Task to carry out
Copy the lines holding the word "Laser", all of them.

Data to use
────────────────────
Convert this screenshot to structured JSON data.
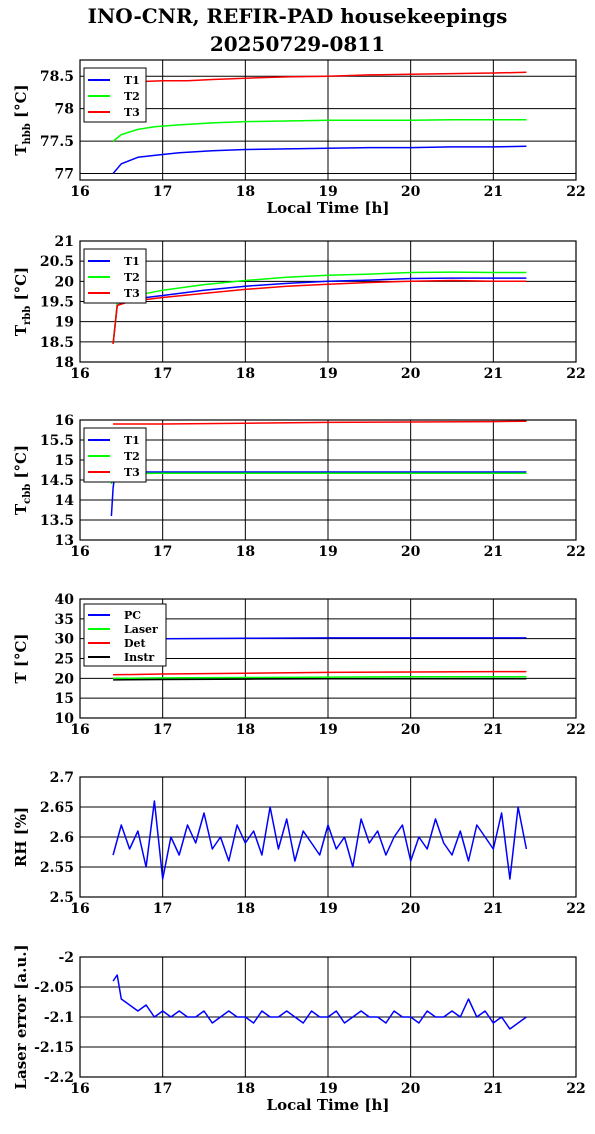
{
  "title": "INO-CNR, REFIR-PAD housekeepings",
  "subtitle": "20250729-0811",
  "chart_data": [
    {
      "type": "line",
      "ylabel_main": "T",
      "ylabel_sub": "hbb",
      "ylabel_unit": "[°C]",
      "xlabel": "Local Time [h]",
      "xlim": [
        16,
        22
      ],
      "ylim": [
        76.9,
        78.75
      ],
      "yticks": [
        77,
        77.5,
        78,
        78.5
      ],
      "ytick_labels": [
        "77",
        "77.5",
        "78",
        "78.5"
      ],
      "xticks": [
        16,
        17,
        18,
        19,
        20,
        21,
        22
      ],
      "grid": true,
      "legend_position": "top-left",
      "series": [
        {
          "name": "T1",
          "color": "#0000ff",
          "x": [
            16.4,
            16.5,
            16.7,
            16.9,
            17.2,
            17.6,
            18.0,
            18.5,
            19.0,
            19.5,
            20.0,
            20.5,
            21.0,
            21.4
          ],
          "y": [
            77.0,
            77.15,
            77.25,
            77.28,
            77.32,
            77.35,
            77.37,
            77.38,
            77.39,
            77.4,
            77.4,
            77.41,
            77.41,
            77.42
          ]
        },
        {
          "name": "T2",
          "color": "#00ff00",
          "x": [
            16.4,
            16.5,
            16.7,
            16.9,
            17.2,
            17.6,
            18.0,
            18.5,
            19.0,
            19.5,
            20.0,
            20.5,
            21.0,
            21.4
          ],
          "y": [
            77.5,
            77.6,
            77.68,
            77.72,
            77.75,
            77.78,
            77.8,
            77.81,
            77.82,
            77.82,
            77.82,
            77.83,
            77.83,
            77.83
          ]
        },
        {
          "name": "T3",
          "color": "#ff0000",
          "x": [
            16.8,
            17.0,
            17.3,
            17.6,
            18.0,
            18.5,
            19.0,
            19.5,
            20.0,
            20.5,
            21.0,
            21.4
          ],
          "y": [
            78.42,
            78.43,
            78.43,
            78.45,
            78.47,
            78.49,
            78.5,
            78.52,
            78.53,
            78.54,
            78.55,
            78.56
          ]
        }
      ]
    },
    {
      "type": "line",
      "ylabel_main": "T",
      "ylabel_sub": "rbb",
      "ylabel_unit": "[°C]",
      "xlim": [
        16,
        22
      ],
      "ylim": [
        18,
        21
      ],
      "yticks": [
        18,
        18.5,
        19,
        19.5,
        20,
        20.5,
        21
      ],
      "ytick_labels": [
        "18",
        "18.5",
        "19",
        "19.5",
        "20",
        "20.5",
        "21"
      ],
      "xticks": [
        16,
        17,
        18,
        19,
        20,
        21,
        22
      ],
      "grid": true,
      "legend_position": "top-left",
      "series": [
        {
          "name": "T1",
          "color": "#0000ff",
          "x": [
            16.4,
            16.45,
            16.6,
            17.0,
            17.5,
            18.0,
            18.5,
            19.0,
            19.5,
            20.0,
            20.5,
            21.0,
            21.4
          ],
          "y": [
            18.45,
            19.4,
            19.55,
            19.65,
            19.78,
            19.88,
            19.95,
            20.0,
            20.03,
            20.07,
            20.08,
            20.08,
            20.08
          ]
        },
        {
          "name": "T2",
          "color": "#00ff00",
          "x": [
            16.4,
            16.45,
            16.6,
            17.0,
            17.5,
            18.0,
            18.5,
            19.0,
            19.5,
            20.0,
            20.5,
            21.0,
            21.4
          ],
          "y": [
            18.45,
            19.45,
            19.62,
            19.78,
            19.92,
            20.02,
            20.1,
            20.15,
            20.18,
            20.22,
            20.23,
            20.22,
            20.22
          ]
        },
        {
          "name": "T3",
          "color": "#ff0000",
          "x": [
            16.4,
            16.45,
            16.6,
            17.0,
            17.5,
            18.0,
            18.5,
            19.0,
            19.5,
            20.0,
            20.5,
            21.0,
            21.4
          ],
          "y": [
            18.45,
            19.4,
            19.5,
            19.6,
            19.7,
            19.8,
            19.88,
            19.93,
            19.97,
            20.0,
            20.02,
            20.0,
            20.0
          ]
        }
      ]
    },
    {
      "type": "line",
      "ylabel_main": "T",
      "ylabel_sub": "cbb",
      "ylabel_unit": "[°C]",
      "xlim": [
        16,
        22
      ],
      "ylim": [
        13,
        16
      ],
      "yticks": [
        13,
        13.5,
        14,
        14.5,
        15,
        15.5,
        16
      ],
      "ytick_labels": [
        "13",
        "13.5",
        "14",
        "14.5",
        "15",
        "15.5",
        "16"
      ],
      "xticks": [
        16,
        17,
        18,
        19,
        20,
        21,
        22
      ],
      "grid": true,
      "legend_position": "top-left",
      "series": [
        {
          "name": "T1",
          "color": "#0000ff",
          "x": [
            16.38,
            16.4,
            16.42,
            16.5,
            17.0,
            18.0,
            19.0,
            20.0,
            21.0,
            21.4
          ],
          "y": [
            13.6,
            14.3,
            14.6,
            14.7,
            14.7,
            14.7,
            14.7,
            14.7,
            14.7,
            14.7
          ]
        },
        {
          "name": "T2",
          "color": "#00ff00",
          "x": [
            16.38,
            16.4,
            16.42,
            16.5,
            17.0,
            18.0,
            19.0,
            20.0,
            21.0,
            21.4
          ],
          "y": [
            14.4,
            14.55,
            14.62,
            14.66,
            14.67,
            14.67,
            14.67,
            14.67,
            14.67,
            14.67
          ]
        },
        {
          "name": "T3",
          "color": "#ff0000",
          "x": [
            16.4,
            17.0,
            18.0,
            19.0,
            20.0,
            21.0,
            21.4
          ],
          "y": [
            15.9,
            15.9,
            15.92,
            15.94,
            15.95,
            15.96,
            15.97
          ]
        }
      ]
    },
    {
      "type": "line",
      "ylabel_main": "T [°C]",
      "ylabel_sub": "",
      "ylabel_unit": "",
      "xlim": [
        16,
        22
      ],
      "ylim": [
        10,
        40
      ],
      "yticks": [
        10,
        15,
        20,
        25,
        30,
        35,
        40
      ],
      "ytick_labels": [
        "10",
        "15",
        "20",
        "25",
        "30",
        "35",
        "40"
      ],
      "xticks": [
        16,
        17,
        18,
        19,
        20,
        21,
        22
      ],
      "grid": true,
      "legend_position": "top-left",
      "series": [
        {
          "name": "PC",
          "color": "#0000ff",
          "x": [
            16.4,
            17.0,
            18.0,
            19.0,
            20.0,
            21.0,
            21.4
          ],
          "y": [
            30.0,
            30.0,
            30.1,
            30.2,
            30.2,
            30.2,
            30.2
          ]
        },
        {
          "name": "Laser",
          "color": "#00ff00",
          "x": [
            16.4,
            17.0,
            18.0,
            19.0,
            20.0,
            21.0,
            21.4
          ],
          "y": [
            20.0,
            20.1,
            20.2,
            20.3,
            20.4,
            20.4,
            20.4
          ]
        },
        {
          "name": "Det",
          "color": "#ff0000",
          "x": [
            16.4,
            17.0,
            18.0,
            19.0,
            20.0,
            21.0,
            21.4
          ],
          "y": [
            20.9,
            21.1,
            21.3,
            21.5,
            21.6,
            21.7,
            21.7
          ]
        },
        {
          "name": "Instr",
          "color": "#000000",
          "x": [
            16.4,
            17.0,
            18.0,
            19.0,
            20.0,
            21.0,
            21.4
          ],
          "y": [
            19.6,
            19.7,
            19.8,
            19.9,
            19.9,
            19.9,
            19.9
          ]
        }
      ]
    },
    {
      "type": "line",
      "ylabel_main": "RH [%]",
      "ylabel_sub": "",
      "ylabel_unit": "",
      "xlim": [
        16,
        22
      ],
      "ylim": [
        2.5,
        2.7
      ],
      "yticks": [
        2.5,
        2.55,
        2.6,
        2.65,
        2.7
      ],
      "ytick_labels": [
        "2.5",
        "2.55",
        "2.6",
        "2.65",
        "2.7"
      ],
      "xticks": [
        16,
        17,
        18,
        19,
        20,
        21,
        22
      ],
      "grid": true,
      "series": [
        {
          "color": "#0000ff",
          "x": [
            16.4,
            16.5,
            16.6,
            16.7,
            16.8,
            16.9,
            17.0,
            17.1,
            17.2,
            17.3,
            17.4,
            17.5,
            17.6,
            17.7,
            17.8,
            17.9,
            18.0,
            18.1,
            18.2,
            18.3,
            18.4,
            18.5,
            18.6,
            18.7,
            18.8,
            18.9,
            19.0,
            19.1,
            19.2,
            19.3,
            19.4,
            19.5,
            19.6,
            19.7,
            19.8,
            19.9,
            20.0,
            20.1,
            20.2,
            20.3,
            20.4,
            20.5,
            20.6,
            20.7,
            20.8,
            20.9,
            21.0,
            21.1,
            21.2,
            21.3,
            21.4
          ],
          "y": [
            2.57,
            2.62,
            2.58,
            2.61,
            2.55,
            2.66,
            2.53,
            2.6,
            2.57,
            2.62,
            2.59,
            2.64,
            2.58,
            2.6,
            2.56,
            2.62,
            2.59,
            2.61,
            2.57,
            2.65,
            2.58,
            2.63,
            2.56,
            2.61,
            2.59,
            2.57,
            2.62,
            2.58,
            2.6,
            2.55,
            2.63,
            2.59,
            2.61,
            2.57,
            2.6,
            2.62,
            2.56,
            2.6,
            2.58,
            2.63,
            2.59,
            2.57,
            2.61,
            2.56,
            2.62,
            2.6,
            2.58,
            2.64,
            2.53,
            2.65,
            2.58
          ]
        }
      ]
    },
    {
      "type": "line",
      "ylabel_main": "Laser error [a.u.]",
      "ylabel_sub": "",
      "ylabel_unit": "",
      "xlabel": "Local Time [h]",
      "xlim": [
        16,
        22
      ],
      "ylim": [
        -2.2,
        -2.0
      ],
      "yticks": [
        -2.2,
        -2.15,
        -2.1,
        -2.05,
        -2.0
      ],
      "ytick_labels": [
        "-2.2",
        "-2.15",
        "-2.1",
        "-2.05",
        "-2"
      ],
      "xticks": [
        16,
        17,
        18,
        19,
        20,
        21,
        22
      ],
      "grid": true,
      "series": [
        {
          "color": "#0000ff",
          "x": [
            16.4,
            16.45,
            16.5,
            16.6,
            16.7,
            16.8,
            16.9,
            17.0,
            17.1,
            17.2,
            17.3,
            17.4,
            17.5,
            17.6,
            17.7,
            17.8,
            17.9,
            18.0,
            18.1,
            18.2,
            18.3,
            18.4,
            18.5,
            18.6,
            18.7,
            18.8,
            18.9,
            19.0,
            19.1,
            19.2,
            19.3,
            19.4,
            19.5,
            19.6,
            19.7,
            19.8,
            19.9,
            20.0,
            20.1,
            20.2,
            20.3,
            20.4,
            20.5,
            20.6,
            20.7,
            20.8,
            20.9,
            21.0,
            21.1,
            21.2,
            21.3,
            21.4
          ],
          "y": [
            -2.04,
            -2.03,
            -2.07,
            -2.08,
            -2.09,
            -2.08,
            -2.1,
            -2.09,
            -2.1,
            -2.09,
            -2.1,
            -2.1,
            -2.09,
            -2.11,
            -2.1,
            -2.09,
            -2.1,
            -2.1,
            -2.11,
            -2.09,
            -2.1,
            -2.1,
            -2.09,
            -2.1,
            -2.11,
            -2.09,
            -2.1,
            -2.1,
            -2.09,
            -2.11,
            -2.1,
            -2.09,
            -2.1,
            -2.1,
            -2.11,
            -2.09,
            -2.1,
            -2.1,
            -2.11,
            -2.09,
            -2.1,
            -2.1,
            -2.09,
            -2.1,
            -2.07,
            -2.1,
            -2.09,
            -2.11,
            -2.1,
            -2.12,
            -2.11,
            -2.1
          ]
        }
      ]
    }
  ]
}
────────────────────
Finished answer
          "name": "Laser",
      "ylabel_main": "Laser error [a.u.]",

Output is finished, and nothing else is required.